## [CHALLENGE]
What is the number of lines containing the word "technology"? Please answer with that number and nothing more.

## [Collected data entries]
■ ■ ■ ■

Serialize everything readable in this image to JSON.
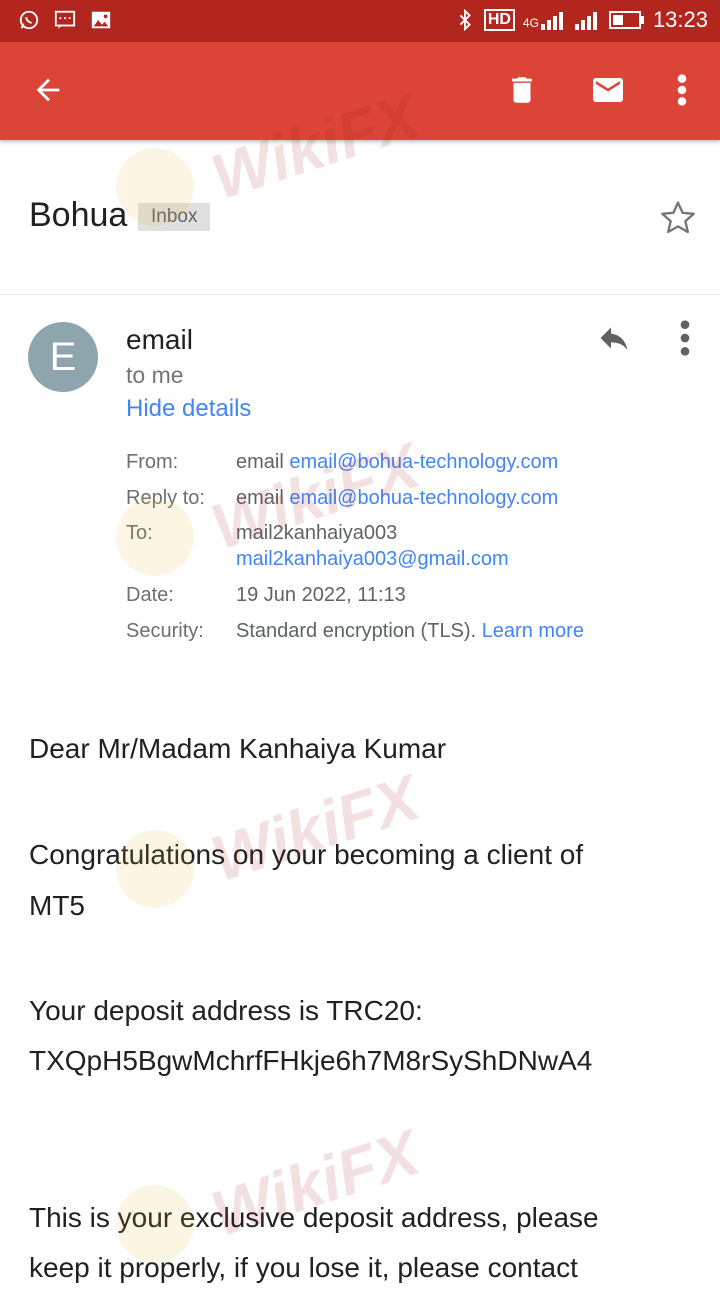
{
  "status_bar": {
    "time": "13:23",
    "left_icons": [
      "whatsapp-icon",
      "message-icon",
      "image-icon"
    ],
    "right_icons": [
      "bluetooth-icon",
      "hd-icon",
      "signal-4g-icon",
      "signal-icon",
      "battery-icon"
    ],
    "hd_label": "HD",
    "network_label": "4G"
  },
  "toolbar": {
    "back_icon": "arrow-left-icon",
    "delete_icon": "trash-icon",
    "mark_unread_icon": "mail-icon",
    "overflow_icon": "more-vert-icon"
  },
  "email": {
    "subject": "Bohua",
    "label": "Inbox",
    "avatar_letter": "E",
    "sender_name": "email",
    "recipient_summary": "to me",
    "hide_details": "Hide details",
    "details": {
      "from_label": "From:",
      "from_name": "email",
      "from_email": "email@bohua-technology.com",
      "reply_to_label": "Reply to:",
      "reply_to_name": "email",
      "reply_to_email": "email@bohua-technology.com",
      "to_label": "To:",
      "to_name": "mail2kanhaiya003",
      "to_email": "mail2kanhaiya003@gmail.com",
      "date_label": "Date:",
      "date_value": "19 Jun 2022, 11:13",
      "security_label": "Security:",
      "security_value": "Standard encryption (TLS).",
      "learn_more": "Learn more"
    },
    "body": {
      "greeting": "Dear Mr/Madam Kanhaiya Kumar",
      "p1_line1": "Congratulations on your becoming a client of",
      "p1_line2": "MT5",
      "p2_line1": "Your deposit address is TRC20:",
      "p2_line2": "TXQpH5BgwMchrfFHkje6h7M8rSyShDNwA4",
      "p3_line1": "This is your exclusive deposit address, please",
      "p3_line2": "keep it properly, if you lose it, please contact"
    }
  },
  "watermark": {
    "text": "WikiFX"
  },
  "colors": {
    "status_bar": "#b3261e",
    "app_bar": "#db4437",
    "link": "#4285f4",
    "avatar": "#8fa5ae"
  }
}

■ ■ ■ ■

## [REPLY TO THE EXERCISE]
2